# REQUIREMENT
Please quote every line word for word.

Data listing
● ● ●
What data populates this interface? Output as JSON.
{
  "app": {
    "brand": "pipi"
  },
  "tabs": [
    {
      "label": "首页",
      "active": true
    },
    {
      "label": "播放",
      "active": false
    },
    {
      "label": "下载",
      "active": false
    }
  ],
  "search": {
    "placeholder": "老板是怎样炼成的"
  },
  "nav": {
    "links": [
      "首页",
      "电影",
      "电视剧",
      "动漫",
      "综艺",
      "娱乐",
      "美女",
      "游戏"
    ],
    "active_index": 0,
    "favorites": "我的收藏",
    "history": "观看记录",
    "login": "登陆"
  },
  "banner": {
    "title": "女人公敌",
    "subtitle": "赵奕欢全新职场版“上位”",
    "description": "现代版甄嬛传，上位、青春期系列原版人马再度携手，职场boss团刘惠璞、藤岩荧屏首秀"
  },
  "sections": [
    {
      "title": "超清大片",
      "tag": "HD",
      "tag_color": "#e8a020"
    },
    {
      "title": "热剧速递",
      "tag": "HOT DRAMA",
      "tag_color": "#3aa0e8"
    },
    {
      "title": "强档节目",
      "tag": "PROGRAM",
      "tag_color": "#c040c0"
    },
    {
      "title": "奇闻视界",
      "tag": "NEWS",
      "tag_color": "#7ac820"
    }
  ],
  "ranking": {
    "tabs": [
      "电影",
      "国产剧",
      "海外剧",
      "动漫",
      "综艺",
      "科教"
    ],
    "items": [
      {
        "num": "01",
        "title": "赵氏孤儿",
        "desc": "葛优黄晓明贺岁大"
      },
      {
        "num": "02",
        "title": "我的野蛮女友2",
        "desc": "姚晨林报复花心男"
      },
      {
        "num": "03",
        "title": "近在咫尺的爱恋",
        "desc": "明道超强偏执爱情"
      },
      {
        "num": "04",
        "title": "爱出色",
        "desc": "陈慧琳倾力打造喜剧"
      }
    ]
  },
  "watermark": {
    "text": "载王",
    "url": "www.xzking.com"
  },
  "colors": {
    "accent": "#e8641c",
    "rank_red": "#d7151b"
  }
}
● ● ●
# RESULT OF THIS TASK
What data populates this interface? Output as JSON.
{
  "app": {
    "brand": "pipi"
  },
  "tabs": [
    {
      "label": "首页",
      "active": true
    },
    {
      "label": "播放",
      "active": false
    },
    {
      "label": "下载",
      "active": false
    }
  ],
  "search": {
    "placeholder": "老板是怎样炼成的"
  },
  "nav": {
    "links": [
      "首页",
      "电影",
      "电视剧",
      "动漫",
      "综艺",
      "娱乐",
      "美女",
      "游戏"
    ],
    "active_index": 0,
    "favorites": "我的收藏",
    "history": "观看记录",
    "login": "登陆"
  },
  "banner": {
    "title": "女人公敌",
    "subtitle": "赵奕欢全新职场版“上位”",
    "description": "现代版甄嬛传，上位、青春期系列原版人马再度携手，职场boss团刘惠璞、藤岩荧屏首秀"
  },
  "sections": [
    {
      "title": "超清大片",
      "tag": "HD",
      "tag_color": "#e8a020"
    },
    {
      "title": "热剧速递",
      "tag": "HOT DRAMA",
      "tag_color": "#3aa0e8"
    },
    {
      "title": "强档节目",
      "tag": "PROGRAM",
      "tag_color": "#c040c0"
    },
    {
      "title": "奇闻视界",
      "tag": "NEWS",
      "tag_color": "#7ac820"
    }
  ],
  "ranking": {
    "tabs": [
      "电影",
      "国产剧",
      "海外剧",
      "动漫",
      "综艺",
      "科教"
    ],
    "items": [
      {
        "num": "01",
        "title": "赵氏孤儿",
        "desc": "葛优黄晓明贺岁大"
      },
      {
        "num": "02",
        "title": "我的野蛮女友2",
        "desc": "姚晨林报复花心男"
      },
      {
        "num": "03",
        "title": "近在咫尺的爱恋",
        "desc": "明道超强偏执爱情"
      },
      {
        "num": "04",
        "title": "爱出色",
        "desc": "陈慧琳倾力打造喜剧"
      }
    ]
  },
  "watermark": {
    "text": "载王",
    "url": "www.xzking.com"
  },
  "colors": {
    "accent": "#e8641c",
    "rank_red": "#d7151b"
  }
}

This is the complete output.